● **PROVIDED RECORDS**:
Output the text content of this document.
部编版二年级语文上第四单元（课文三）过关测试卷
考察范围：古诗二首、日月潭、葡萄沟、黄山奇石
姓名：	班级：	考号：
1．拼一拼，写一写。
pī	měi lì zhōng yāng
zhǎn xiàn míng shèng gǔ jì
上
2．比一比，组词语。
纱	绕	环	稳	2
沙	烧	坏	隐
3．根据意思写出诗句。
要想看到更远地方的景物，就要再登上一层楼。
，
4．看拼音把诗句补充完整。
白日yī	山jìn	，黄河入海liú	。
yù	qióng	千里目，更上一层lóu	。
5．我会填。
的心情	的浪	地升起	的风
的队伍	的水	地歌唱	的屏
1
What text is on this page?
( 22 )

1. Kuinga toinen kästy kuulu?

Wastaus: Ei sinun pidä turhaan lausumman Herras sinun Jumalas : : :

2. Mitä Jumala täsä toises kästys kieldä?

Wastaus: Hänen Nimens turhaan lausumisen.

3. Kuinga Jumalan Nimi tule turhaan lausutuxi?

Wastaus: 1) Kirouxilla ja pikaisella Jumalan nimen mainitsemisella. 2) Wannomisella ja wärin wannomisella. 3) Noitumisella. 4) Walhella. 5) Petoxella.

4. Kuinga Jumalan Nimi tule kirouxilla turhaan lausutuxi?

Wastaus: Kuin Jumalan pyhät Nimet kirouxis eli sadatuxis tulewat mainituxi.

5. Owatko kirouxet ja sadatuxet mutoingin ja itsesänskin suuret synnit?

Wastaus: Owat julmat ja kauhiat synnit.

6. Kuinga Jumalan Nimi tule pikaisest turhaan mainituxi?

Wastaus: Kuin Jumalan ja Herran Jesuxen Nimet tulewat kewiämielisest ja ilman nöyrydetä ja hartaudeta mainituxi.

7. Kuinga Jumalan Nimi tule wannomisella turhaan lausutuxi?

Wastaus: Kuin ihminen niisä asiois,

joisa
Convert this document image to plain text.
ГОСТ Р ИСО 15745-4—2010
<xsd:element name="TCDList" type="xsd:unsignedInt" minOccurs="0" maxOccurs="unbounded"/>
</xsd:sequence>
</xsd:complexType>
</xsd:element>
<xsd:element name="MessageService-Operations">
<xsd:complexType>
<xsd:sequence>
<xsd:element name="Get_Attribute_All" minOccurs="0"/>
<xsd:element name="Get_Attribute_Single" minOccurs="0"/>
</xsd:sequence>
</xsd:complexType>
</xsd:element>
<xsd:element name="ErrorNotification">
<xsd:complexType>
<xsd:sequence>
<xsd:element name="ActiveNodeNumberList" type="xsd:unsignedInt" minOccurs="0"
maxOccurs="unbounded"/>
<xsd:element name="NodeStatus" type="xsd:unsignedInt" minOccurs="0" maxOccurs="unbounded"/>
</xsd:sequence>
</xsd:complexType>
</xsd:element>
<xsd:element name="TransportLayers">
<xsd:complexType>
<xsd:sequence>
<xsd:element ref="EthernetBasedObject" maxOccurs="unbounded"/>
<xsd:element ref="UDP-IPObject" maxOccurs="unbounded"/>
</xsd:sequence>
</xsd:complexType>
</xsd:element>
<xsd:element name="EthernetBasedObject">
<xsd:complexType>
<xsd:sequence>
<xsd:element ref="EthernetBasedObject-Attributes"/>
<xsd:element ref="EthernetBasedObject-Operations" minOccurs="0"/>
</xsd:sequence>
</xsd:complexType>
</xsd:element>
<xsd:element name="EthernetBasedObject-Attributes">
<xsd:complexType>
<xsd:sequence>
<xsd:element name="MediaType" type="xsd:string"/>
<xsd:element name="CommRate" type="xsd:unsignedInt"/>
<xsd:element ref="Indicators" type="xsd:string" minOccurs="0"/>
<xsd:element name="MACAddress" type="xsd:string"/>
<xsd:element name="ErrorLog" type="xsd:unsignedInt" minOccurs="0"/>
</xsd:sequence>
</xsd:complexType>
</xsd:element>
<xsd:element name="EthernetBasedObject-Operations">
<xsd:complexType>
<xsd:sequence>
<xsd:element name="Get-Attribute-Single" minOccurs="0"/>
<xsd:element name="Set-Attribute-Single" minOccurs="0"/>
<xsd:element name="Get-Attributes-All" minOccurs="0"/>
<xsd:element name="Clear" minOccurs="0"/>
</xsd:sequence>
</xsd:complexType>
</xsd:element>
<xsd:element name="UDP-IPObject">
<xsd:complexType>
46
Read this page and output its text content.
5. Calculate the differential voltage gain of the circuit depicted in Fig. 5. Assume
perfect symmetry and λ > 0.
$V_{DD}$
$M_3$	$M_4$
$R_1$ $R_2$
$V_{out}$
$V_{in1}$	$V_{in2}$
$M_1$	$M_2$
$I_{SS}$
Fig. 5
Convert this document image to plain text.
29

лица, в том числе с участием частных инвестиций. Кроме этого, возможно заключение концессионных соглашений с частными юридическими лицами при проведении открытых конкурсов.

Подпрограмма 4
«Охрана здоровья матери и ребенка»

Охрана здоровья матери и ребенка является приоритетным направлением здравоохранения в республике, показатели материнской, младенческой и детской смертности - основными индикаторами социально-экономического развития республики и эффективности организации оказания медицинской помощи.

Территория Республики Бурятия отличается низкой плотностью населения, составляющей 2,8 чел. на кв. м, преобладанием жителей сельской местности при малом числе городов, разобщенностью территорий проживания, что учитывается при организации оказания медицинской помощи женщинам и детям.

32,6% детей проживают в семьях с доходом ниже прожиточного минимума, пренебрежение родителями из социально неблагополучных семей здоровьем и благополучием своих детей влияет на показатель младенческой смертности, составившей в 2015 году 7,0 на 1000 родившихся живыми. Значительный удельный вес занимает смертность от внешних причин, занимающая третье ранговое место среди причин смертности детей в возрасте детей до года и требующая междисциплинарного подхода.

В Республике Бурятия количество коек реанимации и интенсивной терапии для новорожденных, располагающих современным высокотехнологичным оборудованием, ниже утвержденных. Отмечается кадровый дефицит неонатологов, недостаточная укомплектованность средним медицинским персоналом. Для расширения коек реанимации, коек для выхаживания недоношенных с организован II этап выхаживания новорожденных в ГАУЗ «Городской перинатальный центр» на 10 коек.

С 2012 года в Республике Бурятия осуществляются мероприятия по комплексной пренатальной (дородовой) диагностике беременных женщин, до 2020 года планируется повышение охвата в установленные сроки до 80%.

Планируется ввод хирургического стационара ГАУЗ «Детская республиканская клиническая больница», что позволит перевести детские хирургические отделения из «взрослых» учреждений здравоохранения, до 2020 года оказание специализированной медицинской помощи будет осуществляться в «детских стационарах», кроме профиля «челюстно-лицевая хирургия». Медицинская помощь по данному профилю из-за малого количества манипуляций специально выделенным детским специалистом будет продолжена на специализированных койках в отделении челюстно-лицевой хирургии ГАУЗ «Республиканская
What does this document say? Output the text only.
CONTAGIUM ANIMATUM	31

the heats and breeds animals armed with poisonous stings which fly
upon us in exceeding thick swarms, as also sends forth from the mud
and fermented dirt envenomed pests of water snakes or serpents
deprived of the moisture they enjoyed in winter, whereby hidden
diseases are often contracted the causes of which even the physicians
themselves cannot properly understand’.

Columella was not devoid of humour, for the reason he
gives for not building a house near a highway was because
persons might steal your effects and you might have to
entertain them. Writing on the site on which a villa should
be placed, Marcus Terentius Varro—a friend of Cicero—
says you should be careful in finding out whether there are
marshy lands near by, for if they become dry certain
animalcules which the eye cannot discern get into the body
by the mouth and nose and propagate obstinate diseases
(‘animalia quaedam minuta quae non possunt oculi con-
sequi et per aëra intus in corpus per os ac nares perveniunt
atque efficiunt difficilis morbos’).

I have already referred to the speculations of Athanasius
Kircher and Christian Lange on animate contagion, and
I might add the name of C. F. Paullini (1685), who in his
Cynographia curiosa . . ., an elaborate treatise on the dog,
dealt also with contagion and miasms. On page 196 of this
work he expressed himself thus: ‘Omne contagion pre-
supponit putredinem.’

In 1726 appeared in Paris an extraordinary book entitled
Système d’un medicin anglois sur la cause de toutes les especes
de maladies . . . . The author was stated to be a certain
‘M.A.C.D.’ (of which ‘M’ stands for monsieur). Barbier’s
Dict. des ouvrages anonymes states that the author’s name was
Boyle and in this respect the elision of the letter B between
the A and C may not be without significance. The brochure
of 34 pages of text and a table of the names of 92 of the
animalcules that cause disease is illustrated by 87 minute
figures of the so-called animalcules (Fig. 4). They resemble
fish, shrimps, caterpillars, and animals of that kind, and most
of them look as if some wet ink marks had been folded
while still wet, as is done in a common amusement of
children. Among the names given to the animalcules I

● **GOAL**: Find each line holding "Nimi". Copy it out.

● **SOLUTION**:
3. Kuinga Jumalan Nimi tule turhaan lausutuxi?
4. Kuinga Jumalan Nimi tule kirouxilla turhaan lausutuxi?
6. Kuinga Jumalan Nimi tule pikaisest turhaan mainituxi?
7. Kuinga Jumalan Nimi tule wannomisella turhaan lausutuxi?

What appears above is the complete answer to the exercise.